[Stored data]
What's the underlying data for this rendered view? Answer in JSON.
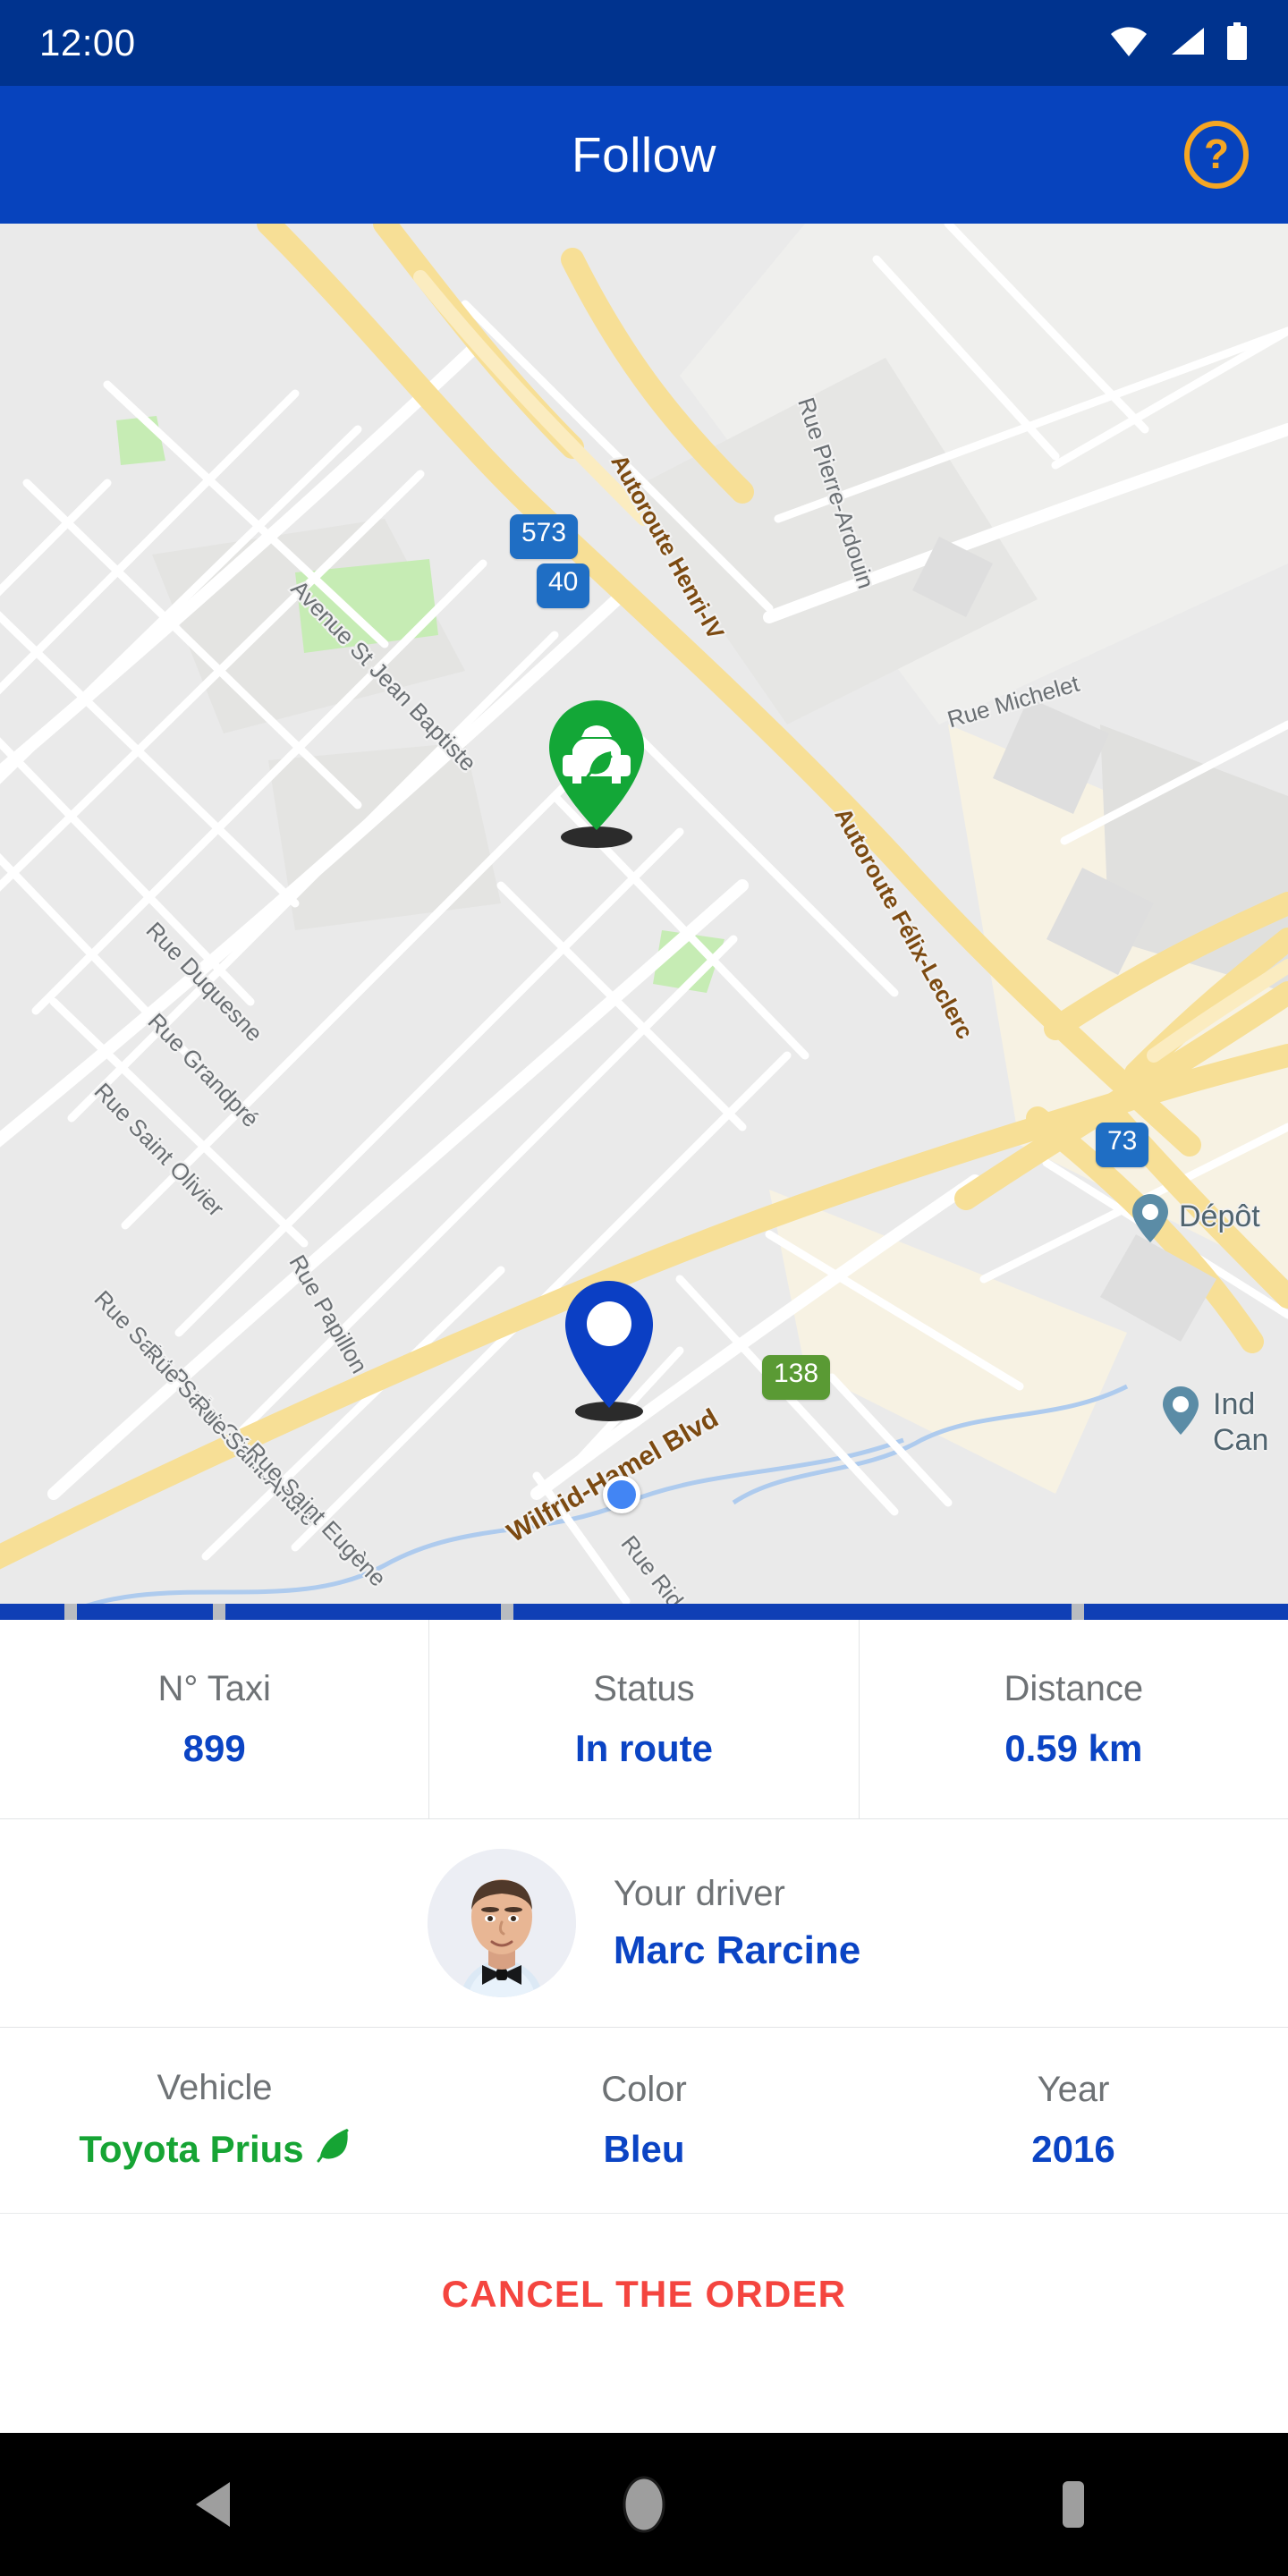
{
  "status_bar": {
    "time": "12:00",
    "icons": [
      "wifi-icon",
      "cellular-signal-icon",
      "battery-icon"
    ]
  },
  "app_bar": {
    "title": "Follow",
    "help_icon": "help-circle-icon",
    "background_color": "#0743bd",
    "help_color": "#f5a623"
  },
  "map": {
    "taxi_marker": {
      "icon": "taxi-eco-pin",
      "color": "#13a737"
    },
    "destination_marker": {
      "icon": "location-pin",
      "color": "#0b3fc4"
    },
    "user_location_dot": {
      "icon": "user-location-dot",
      "color": "#4285f4"
    },
    "street_labels": [
      "Avenue St Jean Baptiste",
      "Rue Duquesne",
      "Rue Grandpré",
      "Rue Saint Olivier",
      "Rue Saint Paul",
      "Rue Saint Gérard",
      "Rue Saint André",
      "Rue Saint Eugène",
      "Rue Papillon",
      "Rue Pierre-Ardouin",
      "Rue Michelet",
      "Rue Rid",
      "Autoroute Henri-IV",
      "Autoroute Félix-Leclerc",
      "Wilfrid-Hamel Blvd"
    ],
    "highway_shields": [
      {
        "label": "573",
        "style": "blue"
      },
      {
        "label": "40",
        "style": "blue"
      },
      {
        "label": "73",
        "style": "blue"
      },
      {
        "label": "138",
        "style": "green"
      }
    ],
    "poi_labels": [
      {
        "name": "Dépôt",
        "lines": [
          "Dépôt"
        ]
      },
      {
        "name": "Ind Can",
        "lines": [
          "Ind",
          "Can"
        ]
      }
    ]
  },
  "progress": {
    "segments": 5,
    "filled_color": "#0f3fb5",
    "gap_color": "#b9bcc0"
  },
  "trip_info": [
    {
      "label": "N° Taxi",
      "value": "899"
    },
    {
      "label": "Status",
      "value": "In route"
    },
    {
      "label": "Distance",
      "value": "0.59 km"
    }
  ],
  "driver": {
    "label": "Your driver",
    "name": "Marc Rarcine",
    "avatar": "driver-avatar"
  },
  "vehicle": [
    {
      "label": "Vehicle",
      "value": "Toyota Prius",
      "eco": true
    },
    {
      "label": "Color",
      "value": "Bleu",
      "eco": false
    },
    {
      "label": "Year",
      "value": "2016",
      "eco": false
    }
  ],
  "actions": {
    "cancel_label": "CANCEL THE ORDER",
    "cancel_color": "#f4453f"
  },
  "nav_bar": {
    "back": "back-triangle-icon",
    "home": "home-circle-icon",
    "recents": "recents-square-icon"
  }
}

== Prompt ==
Retype each entry precisely. Skip images entirely.

== Reply to the exercise ==
What's the underlying data for this rendered view? Answer in JSON.
{
  "status_bar": {
    "time": "12:00",
    "icons": [
      "wifi-icon",
      "cellular-signal-icon",
      "battery-icon"
    ]
  },
  "app_bar": {
    "title": "Follow",
    "help_icon": "help-circle-icon",
    "background_color": "#0743bd",
    "help_color": "#f5a623"
  },
  "map": {
    "taxi_marker": {
      "icon": "taxi-eco-pin",
      "color": "#13a737"
    },
    "destination_marker": {
      "icon": "location-pin",
      "color": "#0b3fc4"
    },
    "user_location_dot": {
      "icon": "user-location-dot",
      "color": "#4285f4"
    },
    "street_labels": [
      "Avenue St Jean Baptiste",
      "Rue Duquesne",
      "Rue Grandpré",
      "Rue Saint Olivier",
      "Rue Saint Paul",
      "Rue Saint Gérard",
      "Rue Saint André",
      "Rue Saint Eugène",
      "Rue Papillon",
      "Rue Pierre-Ardouin",
      "Rue Michelet",
      "Rue Rid",
      "Autoroute Henri-IV",
      "Autoroute Félix-Leclerc",
      "Wilfrid-Hamel Blvd"
    ],
    "highway_shields": [
      {
        "label": "573",
        "style": "blue"
      },
      {
        "label": "40",
        "style": "blue"
      },
      {
        "label": "73",
        "style": "blue"
      },
      {
        "label": "138",
        "style": "green"
      }
    ],
    "poi_labels": [
      {
        "name": "Dépôt",
        "lines": [
          "Dépôt"
        ]
      },
      {
        "name": "Ind Can",
        "lines": [
          "Ind",
          "Can"
        ]
      }
    ]
  },
  "progress": {
    "segments": 5,
    "filled_color": "#0f3fb5",
    "gap_color": "#b9bcc0"
  },
  "trip_info": [
    {
      "label": "N° Taxi",
      "value": "899"
    },
    {
      "label": "Status",
      "value": "In route"
    },
    {
      "label": "Distance",
      "value": "0.59 km"
    }
  ],
  "driver": {
    "label": "Your driver",
    "name": "Marc Rarcine",
    "avatar": "driver-avatar"
  },
  "vehicle": [
    {
      "label": "Vehicle",
      "value": "Toyota Prius",
      "eco": true
    },
    {
      "label": "Color",
      "value": "Bleu",
      "eco": false
    },
    {
      "label": "Year",
      "value": "2016",
      "eco": false
    }
  ],
  "actions": {
    "cancel_label": "CANCEL THE ORDER",
    "cancel_color": "#f4453f"
  },
  "nav_bar": {
    "back": "back-triangle-icon",
    "home": "home-circle-icon",
    "recents": "recents-square-icon"
  }
}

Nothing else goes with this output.